▶ **Task requirements**
Return every entry exactly.
··· Records shown ···
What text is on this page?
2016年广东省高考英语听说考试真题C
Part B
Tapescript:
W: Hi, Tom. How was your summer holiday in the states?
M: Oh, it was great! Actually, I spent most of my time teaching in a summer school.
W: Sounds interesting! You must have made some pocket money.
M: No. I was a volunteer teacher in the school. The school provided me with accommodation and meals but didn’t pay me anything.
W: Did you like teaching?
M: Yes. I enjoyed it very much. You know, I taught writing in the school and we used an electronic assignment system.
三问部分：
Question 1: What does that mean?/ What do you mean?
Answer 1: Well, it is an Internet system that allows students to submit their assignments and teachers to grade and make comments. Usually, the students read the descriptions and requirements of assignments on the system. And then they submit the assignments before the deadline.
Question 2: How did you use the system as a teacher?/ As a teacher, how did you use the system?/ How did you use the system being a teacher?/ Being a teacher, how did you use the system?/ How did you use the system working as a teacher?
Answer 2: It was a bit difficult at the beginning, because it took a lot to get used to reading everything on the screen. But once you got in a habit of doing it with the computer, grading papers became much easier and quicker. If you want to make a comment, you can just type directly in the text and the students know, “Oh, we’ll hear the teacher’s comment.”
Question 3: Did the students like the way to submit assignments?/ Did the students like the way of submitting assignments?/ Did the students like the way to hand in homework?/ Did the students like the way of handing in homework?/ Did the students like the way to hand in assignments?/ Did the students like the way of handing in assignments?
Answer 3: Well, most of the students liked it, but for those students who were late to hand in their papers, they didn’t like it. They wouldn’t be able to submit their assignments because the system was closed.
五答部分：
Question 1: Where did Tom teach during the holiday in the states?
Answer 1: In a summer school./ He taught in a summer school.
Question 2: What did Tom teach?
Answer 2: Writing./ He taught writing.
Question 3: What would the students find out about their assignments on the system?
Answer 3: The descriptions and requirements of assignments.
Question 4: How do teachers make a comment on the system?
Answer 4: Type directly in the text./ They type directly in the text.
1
···
▶ **The completed task**
What text is on this page?
2016年广东省高考英语听说考试真题C
Part B
Tapescript:
W: Hi, Tom. How was your summer holiday in the states?
M: Oh, it was great! Actually, I spent most of my time teaching in a summer school.
W: Sounds interesting! You must have made some pocket money.
M: No. I was a volunteer teacher in the school. The school provided me with accommodation and meals but didn’t pay me anything.
W: Did you like teaching?
M: Yes. I enjoyed it very much. You know, I taught writing in the school and we used an electronic assignment system.
三问部分：
Question 1: What does that mean?/ What do you mean?
Answer 1: Well, it is an Internet system that allows students to submit their assignments and teachers to grade and make comments. Usually, the students read the descriptions and requirements of assignments on the system. And then they submit the assignments before the deadline.
Question 2: How did you use the system as a teacher?/ As a teacher, how did you use the system?/ How did you use the system being a teacher?/ Being a teacher, how did you use the system?/ How did you use the system working as a teacher?
Answer 2: It was a bit difficult at the beginning, because it took a lot to get used to reading everything on the screen. But once you got in a habit of doing it with the computer, grading papers became much easier and quicker. If you want to make a comment, you can just type directly in the text and the students know, “Oh, we’ll hear the teacher’s comment.”
Question 3: Did the students like the way to submit assignments?/ Did the students like the way of submitting assignments?/ Did the students like the way to hand in homework?/ Did the students like the way of handing in homework?/ Did the students like the way to hand in assignments?/ Did the students like the way of handing in assignments?
Answer 3: Well, most of the students liked it, but for those students who were late to hand in their papers, they didn’t like it. They wouldn’t be able to submit their assignments because the system was closed.
五答部分：
Question 1: Where did Tom teach during the holiday in the states?
Answer 1: In a summer school./ He taught in a summer school.
Question 2: What did Tom teach?
Answer 2: Writing./ He taught writing.
Question 3: What would the students find out about their assignments on the system?
Answer 3: The descriptions and requirements of assignments.
Question 4: How do teachers make a comment on the system?
Answer 4: Type directly in the text./ They type directly in the text.
1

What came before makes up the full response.